▸ Task description: Copy the records word for word, starting at their first line and ending with the line that contains "data-point (55, 515, 58, 519)", including both of those lines.

▸ Exercise inputs:
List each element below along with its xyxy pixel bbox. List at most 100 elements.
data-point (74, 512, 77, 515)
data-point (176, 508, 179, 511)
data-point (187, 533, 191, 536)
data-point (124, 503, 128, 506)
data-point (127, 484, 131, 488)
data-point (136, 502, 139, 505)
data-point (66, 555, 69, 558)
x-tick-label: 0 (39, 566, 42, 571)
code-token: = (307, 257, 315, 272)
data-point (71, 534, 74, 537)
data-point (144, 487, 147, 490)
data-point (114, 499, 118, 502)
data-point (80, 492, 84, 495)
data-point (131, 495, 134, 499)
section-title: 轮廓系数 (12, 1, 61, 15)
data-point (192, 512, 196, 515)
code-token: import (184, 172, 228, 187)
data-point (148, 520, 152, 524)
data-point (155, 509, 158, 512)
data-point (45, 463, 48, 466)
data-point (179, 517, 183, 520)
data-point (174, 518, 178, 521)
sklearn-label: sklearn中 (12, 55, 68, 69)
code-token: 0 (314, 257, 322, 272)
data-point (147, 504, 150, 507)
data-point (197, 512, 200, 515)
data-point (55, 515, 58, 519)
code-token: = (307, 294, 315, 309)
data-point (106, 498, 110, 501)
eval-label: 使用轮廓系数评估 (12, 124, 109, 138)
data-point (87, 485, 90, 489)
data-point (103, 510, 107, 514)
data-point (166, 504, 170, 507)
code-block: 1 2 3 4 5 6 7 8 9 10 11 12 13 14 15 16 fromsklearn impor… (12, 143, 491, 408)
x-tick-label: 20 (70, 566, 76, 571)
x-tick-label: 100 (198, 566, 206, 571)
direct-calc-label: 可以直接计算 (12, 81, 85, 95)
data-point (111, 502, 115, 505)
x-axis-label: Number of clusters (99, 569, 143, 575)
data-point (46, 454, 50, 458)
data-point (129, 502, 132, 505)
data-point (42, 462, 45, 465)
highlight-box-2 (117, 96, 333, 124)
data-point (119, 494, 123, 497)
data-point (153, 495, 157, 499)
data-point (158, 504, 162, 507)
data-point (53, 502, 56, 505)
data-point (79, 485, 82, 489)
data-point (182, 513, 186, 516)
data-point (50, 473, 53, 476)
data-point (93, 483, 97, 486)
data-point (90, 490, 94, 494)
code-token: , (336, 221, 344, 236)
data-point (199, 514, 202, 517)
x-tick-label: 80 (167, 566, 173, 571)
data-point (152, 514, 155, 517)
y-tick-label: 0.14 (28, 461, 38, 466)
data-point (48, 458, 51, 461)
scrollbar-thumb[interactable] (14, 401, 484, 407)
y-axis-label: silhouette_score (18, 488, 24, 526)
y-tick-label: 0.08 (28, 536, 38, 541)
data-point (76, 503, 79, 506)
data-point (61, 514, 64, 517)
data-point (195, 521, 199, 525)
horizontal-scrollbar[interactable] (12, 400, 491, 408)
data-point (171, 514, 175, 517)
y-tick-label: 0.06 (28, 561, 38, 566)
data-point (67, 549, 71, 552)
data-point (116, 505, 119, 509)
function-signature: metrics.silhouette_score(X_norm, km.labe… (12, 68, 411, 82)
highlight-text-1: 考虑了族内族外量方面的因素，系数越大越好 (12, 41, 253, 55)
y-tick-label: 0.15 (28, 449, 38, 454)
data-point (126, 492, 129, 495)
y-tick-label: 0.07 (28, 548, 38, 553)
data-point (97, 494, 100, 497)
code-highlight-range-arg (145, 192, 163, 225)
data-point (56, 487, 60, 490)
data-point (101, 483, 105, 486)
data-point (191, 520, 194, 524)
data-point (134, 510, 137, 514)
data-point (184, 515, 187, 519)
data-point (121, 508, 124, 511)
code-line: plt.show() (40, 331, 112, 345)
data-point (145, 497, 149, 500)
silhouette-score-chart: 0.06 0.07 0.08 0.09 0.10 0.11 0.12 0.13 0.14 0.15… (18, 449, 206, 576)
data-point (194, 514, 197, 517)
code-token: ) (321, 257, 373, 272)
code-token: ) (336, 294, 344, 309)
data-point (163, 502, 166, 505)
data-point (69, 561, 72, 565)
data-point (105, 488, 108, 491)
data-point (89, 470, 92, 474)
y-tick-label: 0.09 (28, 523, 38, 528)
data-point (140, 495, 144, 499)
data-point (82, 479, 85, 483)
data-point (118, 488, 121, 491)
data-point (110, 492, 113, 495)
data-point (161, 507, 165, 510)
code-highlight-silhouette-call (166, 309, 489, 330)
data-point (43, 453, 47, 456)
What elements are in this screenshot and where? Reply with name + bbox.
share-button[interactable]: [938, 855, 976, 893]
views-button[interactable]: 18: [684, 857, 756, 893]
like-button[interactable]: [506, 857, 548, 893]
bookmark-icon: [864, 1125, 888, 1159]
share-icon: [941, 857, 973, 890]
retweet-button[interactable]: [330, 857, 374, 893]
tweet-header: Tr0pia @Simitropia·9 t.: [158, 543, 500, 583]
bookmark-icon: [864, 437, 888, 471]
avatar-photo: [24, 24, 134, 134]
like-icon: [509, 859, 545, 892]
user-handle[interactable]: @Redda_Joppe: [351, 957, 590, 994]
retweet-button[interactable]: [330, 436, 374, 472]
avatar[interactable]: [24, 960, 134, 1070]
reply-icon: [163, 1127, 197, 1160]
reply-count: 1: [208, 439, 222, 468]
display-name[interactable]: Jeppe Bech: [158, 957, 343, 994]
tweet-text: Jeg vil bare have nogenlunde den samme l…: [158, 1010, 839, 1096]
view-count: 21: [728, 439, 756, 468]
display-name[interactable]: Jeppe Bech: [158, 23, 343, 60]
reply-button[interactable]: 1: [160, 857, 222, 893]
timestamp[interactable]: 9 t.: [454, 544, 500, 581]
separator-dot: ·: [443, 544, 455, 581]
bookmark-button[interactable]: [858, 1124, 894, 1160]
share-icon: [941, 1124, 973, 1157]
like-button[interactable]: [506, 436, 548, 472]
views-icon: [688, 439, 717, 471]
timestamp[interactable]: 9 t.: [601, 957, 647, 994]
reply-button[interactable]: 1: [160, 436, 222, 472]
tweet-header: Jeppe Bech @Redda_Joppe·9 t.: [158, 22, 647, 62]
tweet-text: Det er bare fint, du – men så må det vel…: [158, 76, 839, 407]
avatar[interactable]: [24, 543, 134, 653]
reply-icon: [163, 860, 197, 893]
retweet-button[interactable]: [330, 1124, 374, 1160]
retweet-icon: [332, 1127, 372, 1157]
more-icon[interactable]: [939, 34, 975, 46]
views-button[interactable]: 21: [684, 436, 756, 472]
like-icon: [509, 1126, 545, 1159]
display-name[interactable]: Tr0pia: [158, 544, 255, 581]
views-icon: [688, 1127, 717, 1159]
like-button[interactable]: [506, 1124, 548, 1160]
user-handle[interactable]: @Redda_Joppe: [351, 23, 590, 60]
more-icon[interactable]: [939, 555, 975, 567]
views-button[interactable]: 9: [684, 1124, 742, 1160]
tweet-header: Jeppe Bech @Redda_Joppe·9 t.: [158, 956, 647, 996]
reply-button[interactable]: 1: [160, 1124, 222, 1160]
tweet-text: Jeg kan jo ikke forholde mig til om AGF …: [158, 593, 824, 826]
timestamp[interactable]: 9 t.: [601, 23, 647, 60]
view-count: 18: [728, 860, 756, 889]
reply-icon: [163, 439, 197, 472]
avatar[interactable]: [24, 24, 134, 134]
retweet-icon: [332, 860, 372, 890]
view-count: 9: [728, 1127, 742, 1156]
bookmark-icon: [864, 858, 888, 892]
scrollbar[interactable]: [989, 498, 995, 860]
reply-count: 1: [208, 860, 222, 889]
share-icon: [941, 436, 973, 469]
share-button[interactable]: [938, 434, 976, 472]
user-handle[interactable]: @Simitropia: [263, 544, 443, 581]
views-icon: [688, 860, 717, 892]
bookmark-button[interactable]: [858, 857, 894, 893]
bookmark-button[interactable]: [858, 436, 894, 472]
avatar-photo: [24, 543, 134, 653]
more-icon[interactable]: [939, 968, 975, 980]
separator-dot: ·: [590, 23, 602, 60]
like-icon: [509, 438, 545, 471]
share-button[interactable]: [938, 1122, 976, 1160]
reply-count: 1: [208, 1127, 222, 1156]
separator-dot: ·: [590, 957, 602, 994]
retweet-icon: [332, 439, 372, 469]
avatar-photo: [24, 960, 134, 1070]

▸ Solution below:
List each element below along with its xyxy pixel bbox. List at most 100 elements.
data-point (74, 512, 77, 515)
data-point (176, 508, 179, 511)
data-point (187, 533, 191, 536)
data-point (124, 503, 128, 506)
data-point (127, 484, 131, 488)
data-point (136, 502, 139, 505)
data-point (66, 555, 69, 558)
x-tick-label: 0 (39, 566, 42, 571)
code-token: = (307, 257, 315, 272)
data-point (71, 534, 74, 537)
data-point (144, 487, 147, 490)
data-point (114, 499, 118, 502)
data-point (80, 492, 84, 495)
data-point (131, 495, 134, 499)
section-title: 轮廓系数 (12, 1, 61, 15)
data-point (192, 512, 196, 515)
code-token: import (184, 172, 228, 187)
data-point (148, 520, 152, 524)
data-point (155, 509, 158, 512)
data-point (45, 463, 48, 466)
data-point (179, 517, 183, 520)
data-point (174, 518, 178, 521)
sklearn-label: sklearn中 (12, 55, 68, 69)
code-token: 0 (314, 257, 322, 272)
data-point (147, 504, 150, 507)
data-point (197, 512, 200, 515)
data-point (55, 515, 58, 519)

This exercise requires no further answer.